**Task list**
1. In the socket-error post, what change got both functions to run?
2. Continue the socket-error post from its last sentence.

**Reading text**
I did actually stumble across connection_manager_close_all but couldn't get it to work previously, I attempted again and it also came back with an error saying it can't find it which is odd, ._free_sockets(force=True) only worked without the force. Updating to 9.1 beta fixed all this, both functions run fine now. Oh reading this back, I put adafruit_esp32spi in the root folder as instructed above, but not adafruit_connection_manager so maybe that's why it didn't work in 9.0.5

On first look at the code it seems to not do much more than my brute close any sockets loop I had, but removed my loop and ran this close_all with the except TimeoutError as e: setup exactly as @justmobilize above

And of course, it came back with a new error now that isn't Timeout so the close_all didn't get a chance to action:

Traceback (most recent call last):
  File "code.py", line 177, in grab_data
  File "adafruit_requests.py", line 683, in get
  File "adafruit_requests.py", line 629, in request
  File "adafruit_esp32spi/adafruit_esp32spi_socketpool.py", line 140, in recv
  File "adafruit_esp32spi/adafruit_esp32spi_socketpool.py", line 185, in recv_into
OSError: [Errno 116] ETIMEDOUT

The following loops errored to the previous socket being already connected error, but again since it was an OSError and not caught by the Exception no sockets were closed.

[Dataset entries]

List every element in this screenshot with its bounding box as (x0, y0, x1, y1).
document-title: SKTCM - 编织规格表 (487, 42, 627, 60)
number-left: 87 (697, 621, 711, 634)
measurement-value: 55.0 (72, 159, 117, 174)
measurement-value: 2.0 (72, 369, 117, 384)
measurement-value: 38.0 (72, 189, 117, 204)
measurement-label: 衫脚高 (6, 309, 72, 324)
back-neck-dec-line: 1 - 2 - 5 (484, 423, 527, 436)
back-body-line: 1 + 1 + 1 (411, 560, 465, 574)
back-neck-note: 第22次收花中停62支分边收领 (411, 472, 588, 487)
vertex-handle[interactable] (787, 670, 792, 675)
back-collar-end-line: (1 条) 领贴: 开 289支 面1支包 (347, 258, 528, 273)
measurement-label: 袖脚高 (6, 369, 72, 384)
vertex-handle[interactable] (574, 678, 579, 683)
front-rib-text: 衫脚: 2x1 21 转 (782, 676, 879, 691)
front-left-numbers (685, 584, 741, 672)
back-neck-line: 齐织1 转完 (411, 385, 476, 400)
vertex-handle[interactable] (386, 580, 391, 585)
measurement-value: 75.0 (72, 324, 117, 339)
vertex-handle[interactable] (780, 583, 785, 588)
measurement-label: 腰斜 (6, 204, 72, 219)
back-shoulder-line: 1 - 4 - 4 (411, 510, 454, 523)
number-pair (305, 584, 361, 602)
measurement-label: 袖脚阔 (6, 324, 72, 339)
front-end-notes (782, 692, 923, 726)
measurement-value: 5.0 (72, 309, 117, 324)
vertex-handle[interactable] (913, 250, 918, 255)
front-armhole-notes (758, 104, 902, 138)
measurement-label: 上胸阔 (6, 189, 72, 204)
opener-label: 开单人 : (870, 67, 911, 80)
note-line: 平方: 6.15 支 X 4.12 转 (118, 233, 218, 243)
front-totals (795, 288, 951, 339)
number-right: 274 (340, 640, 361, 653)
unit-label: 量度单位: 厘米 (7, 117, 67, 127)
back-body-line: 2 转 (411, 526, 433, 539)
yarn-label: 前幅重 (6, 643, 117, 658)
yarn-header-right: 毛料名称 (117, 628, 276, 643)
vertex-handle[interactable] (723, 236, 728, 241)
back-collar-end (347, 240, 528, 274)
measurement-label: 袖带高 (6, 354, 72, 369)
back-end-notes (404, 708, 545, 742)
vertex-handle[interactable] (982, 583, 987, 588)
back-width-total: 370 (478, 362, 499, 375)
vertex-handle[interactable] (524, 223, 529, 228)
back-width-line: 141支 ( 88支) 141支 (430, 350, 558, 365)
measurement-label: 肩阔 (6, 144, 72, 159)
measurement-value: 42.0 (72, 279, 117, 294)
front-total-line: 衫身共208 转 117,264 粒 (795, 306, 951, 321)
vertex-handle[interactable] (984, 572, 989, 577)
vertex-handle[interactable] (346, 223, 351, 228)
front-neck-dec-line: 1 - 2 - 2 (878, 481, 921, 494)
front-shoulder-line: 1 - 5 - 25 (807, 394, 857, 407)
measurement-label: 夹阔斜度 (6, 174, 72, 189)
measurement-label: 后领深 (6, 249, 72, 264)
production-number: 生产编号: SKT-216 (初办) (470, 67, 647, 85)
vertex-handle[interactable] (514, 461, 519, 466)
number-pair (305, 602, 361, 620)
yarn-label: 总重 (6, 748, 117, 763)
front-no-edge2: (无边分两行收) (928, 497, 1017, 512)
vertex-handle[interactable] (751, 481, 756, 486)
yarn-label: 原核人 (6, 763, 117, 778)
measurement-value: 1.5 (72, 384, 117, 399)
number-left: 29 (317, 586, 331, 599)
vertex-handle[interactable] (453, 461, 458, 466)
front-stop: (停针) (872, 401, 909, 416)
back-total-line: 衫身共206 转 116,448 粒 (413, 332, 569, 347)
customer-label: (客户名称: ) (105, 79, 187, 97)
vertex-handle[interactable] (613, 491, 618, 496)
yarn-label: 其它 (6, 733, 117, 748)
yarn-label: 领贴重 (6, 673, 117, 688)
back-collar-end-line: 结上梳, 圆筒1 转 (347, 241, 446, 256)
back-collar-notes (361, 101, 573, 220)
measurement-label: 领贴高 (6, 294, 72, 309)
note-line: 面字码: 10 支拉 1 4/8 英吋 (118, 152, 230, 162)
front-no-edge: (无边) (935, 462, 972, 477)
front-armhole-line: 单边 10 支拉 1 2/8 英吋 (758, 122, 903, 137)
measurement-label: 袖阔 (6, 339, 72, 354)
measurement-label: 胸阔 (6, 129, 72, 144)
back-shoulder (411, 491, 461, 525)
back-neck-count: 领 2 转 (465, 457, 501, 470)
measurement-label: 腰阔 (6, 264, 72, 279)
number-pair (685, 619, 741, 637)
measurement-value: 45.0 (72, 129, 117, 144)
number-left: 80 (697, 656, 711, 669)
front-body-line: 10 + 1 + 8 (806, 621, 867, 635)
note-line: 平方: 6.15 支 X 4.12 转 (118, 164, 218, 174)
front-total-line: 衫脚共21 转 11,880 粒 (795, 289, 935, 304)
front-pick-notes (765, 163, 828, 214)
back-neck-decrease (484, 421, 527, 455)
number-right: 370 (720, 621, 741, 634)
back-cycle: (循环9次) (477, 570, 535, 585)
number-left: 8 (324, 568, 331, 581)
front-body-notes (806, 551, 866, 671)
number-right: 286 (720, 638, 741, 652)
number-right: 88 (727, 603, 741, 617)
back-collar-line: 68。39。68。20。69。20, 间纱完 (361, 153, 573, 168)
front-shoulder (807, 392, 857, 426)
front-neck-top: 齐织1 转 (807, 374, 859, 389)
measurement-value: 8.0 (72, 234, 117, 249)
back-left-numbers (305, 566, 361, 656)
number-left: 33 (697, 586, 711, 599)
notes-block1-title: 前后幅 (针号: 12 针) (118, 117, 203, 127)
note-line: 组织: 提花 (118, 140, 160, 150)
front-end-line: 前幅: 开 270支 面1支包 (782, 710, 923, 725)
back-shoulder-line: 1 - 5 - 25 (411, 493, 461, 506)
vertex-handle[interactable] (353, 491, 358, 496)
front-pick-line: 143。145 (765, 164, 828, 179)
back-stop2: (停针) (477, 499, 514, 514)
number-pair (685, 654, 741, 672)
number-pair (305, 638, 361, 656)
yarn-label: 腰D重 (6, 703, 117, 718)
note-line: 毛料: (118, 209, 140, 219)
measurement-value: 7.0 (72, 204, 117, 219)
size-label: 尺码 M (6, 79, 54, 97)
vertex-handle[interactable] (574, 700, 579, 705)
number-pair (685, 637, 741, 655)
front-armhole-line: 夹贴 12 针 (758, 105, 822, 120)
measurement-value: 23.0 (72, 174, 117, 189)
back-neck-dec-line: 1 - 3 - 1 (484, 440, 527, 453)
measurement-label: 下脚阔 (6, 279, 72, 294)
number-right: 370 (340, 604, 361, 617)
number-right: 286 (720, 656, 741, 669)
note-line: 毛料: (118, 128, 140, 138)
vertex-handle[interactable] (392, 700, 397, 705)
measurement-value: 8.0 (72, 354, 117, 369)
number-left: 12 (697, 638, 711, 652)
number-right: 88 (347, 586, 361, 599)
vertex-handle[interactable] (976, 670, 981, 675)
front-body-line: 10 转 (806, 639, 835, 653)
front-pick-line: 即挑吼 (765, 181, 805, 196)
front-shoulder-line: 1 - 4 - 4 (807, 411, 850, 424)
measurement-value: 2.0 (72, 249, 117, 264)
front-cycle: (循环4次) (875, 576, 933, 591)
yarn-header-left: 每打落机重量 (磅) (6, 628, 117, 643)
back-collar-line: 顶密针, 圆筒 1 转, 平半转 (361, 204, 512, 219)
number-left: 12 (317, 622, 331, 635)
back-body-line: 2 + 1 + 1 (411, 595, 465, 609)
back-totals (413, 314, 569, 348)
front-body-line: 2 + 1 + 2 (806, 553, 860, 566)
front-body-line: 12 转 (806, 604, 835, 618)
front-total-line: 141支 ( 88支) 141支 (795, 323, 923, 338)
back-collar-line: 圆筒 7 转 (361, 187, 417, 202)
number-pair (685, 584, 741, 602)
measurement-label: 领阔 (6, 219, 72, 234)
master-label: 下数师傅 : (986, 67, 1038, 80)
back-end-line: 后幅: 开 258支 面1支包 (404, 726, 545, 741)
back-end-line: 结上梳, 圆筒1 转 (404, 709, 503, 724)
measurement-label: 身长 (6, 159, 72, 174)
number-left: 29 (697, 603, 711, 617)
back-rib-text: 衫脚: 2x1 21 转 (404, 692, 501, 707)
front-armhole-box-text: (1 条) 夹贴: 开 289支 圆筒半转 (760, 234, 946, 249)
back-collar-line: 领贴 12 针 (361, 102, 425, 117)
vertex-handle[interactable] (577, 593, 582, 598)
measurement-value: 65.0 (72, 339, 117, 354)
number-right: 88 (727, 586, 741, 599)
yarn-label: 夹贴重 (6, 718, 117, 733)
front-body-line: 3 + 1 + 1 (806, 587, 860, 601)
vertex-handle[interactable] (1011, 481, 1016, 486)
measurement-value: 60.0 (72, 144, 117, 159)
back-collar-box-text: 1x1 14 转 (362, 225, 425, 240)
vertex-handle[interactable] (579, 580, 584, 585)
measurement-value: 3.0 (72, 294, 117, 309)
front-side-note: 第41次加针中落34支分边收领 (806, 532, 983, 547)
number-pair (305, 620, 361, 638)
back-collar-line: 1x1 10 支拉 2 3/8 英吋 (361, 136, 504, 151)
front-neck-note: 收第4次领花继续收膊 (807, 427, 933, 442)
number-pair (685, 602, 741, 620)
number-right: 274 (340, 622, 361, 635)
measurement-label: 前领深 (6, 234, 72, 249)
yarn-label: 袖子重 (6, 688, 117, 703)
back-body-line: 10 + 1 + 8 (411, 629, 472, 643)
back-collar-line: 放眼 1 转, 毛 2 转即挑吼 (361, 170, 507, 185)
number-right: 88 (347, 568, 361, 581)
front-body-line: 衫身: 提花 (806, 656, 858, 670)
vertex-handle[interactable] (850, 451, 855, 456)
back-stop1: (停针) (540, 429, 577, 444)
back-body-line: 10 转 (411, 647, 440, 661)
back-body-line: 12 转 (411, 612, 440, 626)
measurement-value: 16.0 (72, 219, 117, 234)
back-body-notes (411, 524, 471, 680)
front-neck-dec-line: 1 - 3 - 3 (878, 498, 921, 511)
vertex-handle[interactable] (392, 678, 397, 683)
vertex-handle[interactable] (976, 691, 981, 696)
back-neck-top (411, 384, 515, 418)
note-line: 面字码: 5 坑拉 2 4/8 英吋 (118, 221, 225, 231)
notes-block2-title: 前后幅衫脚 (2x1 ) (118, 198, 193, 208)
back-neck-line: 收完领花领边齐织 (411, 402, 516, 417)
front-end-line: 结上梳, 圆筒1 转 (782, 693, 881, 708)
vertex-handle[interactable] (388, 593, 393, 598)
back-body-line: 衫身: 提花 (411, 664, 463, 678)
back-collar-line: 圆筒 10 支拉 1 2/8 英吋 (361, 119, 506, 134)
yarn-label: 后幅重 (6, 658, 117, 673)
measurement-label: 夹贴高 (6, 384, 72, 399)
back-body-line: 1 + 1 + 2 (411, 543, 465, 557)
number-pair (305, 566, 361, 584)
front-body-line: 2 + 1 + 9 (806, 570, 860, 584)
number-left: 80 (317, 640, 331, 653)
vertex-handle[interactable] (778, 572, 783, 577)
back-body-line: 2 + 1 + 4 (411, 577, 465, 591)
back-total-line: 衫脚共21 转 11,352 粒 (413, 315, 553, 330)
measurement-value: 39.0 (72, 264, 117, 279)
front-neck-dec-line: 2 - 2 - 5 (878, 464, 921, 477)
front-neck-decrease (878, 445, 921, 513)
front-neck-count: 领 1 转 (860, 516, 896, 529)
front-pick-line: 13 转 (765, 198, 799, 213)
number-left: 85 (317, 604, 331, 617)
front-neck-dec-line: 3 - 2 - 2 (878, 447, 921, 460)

**Written responses**
1. Updating to 9.1 beta.

2.
Tried again, but closing sockets on any exceptions, this time it set a new record, a whole 9 hours without erroring. But it gave out a new fresh error:

Traceback (most recent call last):
  File "code.py", line 178, in grab_data
  File "adafruit_requests.py", line 324, in json
ValueError: syntax error in JSON

And the following loops after it closed the socket with connection_manager_close_all:

Traceback (most recent call last):
  File "code.py", line 177, in grab_data
  File "adafruit_requests.py", line 683, in get
  File "adafruit_requests.py", line 600, in request
  File "adafruit_requests.py", line 239, in close
  File "adafruit_connection_manager.py", line 279, in free_socket
RuntimeError: Socket not managed

9.1 does seem more stable though. Do you think getting the response request as .json is a problem? All these 3 errors are first times now. This makes me believe the server I'm querying from is part of the problem, but even it has a hiccup I'd expect it to be fine after a few retries.

I'm going to re-write the try/excepts now to catch these individual errors, maybe if it fails getting .json for some reason it will attempt a .text and then convert it to a dict

Just odd as it ran 9 hours without fail though... Hard to debug this stuff

justmobilize commented 5 months ago

I highly recommend using:

with requests.get(...) as response:
    data = response.json()

This will help make sure the sockets get closed (and you don't need to).

It does get harder when you have an exception, since things don't always clean themselves up.

If you can reduce your code to something that's reproducible, then we can figure out how to fix it.

CPython is way easier. You can make new sockets all day long...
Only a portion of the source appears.